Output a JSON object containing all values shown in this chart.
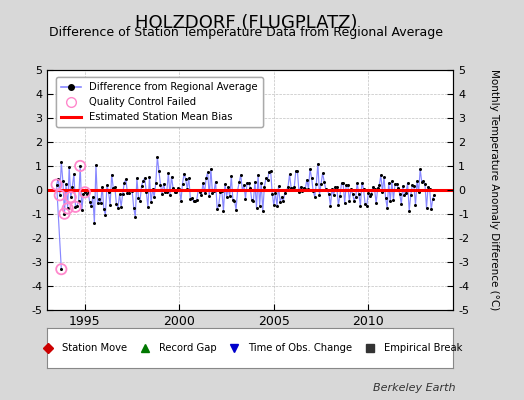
{
  "title": "HOLZDORF (FLUGPLATZ)",
  "subtitle": "Difference of Station Temperature Data from Regional Average",
  "ylabel": "Monthly Temperature Anomaly Difference (°C)",
  "xlabel_ticks": [
    1995,
    2000,
    2005,
    2010
  ],
  "ylim": [
    -5,
    5
  ],
  "xlim": [
    1993.0,
    2014.5
  ],
  "yticks": [
    -5,
    -4,
    -3,
    -2,
    -1,
    0,
    1,
    2,
    3,
    4,
    5
  ],
  "background_color": "#d8d8d8",
  "plot_bg_color": "#ffffff",
  "grid_color": "#bbbbbb",
  "bias_value": 0.0,
  "main_line_color": "#8888ff",
  "dot_color": "#000000",
  "bias_line_color": "#ff0000",
  "qc_marker_color": "#ff88cc",
  "title_fontsize": 13,
  "subtitle_fontsize": 9,
  "watermark": "Berkeley Earth",
  "legend_top_loc": "upper left",
  "figsize": [
    5.24,
    4.0
  ],
  "dpi": 100
}
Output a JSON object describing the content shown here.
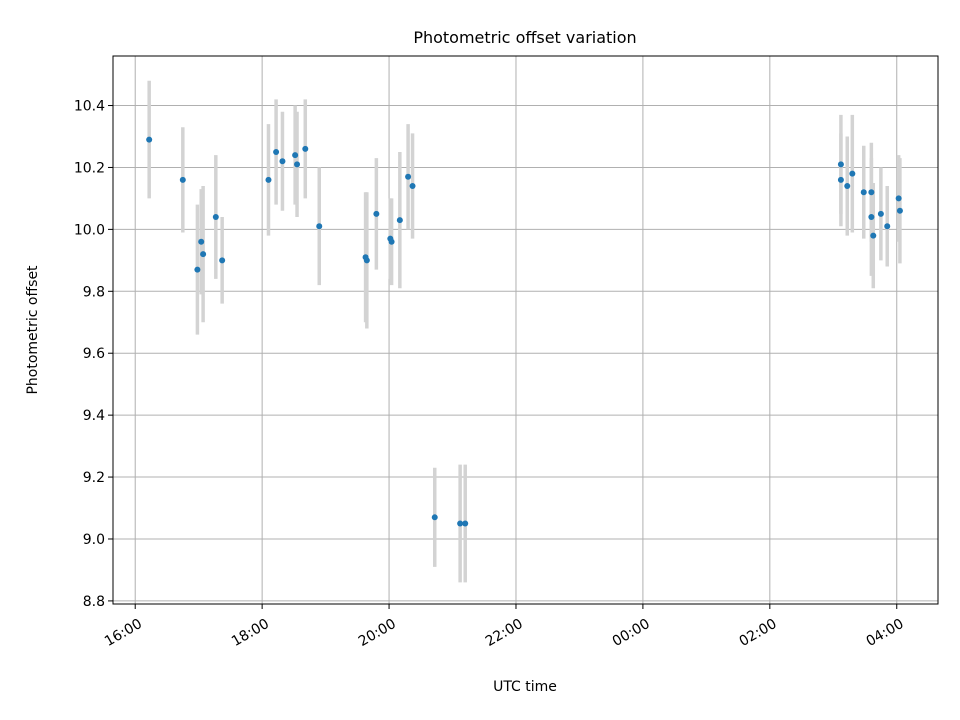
········
[EXERCISE TASK] From start to finish, output the listing exactly, but omit its pictures.

[OUTPUT FOR THIS TASK]
Output a JSON object containing all values shown in this chart.
{
  "title": "HOLZDORF (FLUGPLATZ)",
  "subtitle": "Difference of Station Temperature Data from Regional Average",
  "ylabel": "Monthly Temperature Anomaly Difference (°C)",
  "xlabel_ticks": [
    1995,
    2000,
    2005,
    2010
  ],
  "ylim": [
    -5,
    5
  ],
  "xlim": [
    1993.0,
    2014.5
  ],
  "yticks": [
    -5,
    -4,
    -3,
    -2,
    -1,
    0,
    1,
    2,
    3,
    4,
    5
  ],
  "background_color": "#d8d8d8",
  "plot_bg_color": "#ffffff",
  "grid_color": "#bbbbbb",
  "bias_value": 0.0,
  "main_line_color": "#8888ff",
  "dot_color": "#000000",
  "bias_line_color": "#ff0000",
  "qc_marker_color": "#ff88cc",
  "title_fontsize": 13,
  "subtitle_fontsize": 9,
  "watermark": "Berkeley Earth",
  "legend_top_loc": "upper left",
  "figsize": [
    5.24,
    4.0
  ],
  "dpi": 100
}
Output a JSON object describing the content shown here.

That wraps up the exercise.